- Task objective
Answer with one number only: the number of lines that include the word "palacii".

- Entries supplied
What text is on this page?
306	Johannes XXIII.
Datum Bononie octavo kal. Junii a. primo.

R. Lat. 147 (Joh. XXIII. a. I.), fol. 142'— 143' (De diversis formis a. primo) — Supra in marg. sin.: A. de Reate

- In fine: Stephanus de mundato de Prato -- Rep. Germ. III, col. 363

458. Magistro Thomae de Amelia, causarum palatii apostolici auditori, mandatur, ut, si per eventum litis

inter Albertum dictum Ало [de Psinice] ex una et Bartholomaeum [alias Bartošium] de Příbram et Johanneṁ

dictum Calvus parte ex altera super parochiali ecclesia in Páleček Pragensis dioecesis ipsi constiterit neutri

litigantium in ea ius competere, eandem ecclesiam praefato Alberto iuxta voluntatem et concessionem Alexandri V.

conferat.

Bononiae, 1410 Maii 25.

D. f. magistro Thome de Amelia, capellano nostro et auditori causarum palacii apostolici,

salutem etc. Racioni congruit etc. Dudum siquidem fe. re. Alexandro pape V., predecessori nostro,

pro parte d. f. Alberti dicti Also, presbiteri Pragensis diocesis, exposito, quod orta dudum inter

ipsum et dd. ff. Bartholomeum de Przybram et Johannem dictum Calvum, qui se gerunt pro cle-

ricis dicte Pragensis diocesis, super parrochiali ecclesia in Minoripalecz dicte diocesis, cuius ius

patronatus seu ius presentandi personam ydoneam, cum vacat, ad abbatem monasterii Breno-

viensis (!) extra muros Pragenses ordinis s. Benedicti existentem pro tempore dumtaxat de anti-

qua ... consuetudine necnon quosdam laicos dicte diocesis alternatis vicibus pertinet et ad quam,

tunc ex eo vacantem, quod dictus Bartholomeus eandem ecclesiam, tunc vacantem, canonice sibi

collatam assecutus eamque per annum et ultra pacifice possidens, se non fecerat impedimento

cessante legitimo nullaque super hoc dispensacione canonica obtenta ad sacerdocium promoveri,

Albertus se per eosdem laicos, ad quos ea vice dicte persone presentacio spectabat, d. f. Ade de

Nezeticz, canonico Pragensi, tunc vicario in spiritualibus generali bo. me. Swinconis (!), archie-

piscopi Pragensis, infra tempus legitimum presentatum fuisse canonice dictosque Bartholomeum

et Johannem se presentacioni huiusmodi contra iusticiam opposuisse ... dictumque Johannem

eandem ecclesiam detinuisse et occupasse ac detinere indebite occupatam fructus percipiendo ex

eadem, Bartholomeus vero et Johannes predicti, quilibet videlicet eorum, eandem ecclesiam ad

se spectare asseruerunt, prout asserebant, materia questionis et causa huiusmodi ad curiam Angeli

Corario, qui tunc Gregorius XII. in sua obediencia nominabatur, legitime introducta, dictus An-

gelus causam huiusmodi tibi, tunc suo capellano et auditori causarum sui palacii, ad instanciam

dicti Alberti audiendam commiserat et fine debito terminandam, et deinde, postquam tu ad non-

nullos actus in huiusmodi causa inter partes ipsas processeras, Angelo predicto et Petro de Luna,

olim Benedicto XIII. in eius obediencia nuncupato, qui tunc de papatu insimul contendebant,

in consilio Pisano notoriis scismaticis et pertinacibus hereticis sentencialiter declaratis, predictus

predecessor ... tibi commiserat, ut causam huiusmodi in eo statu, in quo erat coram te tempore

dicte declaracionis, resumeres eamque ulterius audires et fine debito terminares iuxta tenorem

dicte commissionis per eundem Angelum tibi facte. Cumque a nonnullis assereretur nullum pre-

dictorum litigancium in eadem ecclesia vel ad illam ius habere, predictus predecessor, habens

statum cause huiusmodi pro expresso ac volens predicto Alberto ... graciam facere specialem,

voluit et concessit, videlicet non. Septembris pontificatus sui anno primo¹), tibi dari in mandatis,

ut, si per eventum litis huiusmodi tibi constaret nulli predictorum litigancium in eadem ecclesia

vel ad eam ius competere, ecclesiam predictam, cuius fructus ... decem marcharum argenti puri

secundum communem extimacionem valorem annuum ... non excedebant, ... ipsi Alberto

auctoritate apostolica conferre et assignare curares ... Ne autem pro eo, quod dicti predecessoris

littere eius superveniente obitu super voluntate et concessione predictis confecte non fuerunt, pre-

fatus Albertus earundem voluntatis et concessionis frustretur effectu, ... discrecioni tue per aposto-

- Response to this task
2